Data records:
▬▬▬▬▬▬▬▬▬▬
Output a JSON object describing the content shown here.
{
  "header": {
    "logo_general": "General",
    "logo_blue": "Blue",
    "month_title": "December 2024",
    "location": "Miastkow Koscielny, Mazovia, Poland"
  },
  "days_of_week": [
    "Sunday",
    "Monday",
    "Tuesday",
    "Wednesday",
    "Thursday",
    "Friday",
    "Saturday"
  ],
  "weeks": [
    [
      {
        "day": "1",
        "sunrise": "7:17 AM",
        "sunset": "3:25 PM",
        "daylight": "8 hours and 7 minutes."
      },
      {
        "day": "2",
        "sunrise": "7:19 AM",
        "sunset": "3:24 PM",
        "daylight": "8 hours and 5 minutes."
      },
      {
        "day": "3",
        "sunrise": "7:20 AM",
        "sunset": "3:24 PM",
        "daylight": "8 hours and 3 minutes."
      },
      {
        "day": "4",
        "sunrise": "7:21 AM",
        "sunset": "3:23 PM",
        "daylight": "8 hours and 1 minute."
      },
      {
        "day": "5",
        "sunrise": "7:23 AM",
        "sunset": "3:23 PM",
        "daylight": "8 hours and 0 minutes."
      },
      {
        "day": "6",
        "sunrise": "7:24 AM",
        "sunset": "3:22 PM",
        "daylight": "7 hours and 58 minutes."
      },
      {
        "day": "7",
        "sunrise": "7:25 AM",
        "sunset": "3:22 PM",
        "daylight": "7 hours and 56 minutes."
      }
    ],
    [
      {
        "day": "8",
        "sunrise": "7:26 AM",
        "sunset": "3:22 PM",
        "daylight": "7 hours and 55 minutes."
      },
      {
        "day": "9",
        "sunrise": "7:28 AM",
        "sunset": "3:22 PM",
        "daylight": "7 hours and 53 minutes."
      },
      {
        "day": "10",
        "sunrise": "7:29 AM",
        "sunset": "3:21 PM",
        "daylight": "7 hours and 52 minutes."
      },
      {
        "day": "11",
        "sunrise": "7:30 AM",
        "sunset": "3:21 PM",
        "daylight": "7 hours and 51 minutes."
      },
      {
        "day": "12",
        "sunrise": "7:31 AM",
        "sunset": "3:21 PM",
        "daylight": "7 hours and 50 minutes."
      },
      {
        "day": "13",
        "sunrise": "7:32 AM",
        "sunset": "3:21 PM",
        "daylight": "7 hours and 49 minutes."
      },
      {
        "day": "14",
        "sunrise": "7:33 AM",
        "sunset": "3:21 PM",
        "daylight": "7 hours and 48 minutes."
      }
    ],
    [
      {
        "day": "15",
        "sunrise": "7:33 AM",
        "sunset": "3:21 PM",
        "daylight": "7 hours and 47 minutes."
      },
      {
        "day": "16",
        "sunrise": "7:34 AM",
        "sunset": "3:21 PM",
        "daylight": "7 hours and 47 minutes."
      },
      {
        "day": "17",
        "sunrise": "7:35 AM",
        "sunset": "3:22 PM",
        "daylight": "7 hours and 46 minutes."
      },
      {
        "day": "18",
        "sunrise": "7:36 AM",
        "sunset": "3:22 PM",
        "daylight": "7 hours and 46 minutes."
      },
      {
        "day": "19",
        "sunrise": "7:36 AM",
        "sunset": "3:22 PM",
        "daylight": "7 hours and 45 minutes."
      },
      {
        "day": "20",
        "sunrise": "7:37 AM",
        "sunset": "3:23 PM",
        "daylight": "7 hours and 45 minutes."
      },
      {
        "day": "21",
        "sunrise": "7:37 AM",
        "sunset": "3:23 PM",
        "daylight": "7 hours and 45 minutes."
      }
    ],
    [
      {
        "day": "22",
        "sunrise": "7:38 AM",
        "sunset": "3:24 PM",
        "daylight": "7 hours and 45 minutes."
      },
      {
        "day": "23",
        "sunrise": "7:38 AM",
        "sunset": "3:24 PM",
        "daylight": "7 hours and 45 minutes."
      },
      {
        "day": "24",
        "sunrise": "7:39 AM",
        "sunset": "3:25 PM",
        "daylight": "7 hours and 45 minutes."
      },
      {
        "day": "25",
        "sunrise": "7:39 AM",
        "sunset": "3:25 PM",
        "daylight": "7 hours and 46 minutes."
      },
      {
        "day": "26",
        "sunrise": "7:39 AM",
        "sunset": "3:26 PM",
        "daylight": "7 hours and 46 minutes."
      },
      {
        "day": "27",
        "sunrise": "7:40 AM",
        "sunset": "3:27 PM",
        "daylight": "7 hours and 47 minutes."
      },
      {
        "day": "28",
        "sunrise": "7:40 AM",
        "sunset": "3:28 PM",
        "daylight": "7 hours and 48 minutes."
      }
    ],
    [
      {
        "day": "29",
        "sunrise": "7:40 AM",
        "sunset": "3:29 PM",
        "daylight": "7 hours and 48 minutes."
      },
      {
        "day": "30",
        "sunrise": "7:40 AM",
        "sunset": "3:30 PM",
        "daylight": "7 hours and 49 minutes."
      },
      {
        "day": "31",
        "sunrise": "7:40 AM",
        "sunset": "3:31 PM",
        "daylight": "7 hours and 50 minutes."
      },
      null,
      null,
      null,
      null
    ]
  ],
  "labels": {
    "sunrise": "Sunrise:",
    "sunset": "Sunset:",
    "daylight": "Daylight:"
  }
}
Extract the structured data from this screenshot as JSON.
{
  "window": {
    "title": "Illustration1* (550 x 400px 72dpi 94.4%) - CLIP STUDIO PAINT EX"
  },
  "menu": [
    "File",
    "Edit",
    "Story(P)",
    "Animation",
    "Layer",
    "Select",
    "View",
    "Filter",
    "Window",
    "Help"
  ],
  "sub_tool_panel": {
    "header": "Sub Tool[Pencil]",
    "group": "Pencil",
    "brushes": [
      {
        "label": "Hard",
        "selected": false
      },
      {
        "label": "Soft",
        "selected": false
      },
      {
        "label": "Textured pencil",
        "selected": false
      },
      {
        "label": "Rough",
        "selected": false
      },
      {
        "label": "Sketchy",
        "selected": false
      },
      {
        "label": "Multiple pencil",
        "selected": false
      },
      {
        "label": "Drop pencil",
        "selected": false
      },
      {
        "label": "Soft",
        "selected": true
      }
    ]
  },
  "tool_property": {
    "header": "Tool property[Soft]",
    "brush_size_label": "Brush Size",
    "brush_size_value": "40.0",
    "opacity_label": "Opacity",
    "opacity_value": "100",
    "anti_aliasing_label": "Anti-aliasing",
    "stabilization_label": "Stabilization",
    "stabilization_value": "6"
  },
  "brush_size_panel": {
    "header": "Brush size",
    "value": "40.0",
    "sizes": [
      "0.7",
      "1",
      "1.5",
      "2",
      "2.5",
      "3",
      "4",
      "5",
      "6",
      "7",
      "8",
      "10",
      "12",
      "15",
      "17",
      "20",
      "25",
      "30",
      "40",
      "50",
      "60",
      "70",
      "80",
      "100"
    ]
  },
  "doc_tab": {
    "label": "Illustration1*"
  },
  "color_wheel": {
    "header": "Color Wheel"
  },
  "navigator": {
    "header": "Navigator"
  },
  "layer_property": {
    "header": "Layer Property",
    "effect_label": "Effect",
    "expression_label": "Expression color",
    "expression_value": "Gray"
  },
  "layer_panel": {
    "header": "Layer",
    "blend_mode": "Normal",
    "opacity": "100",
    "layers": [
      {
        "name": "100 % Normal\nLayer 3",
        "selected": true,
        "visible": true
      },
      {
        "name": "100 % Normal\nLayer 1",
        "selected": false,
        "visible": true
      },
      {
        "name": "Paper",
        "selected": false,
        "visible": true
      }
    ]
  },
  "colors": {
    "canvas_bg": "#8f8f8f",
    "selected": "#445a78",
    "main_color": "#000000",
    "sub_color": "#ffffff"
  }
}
▬▬▬▬▬▬▬▬▬▬
In the records above, find each line holding "JSON" and copy it.

### RESPONSE
Output a JSON object describing the content shown here.
Extract the structured data from this screenshot as JSON.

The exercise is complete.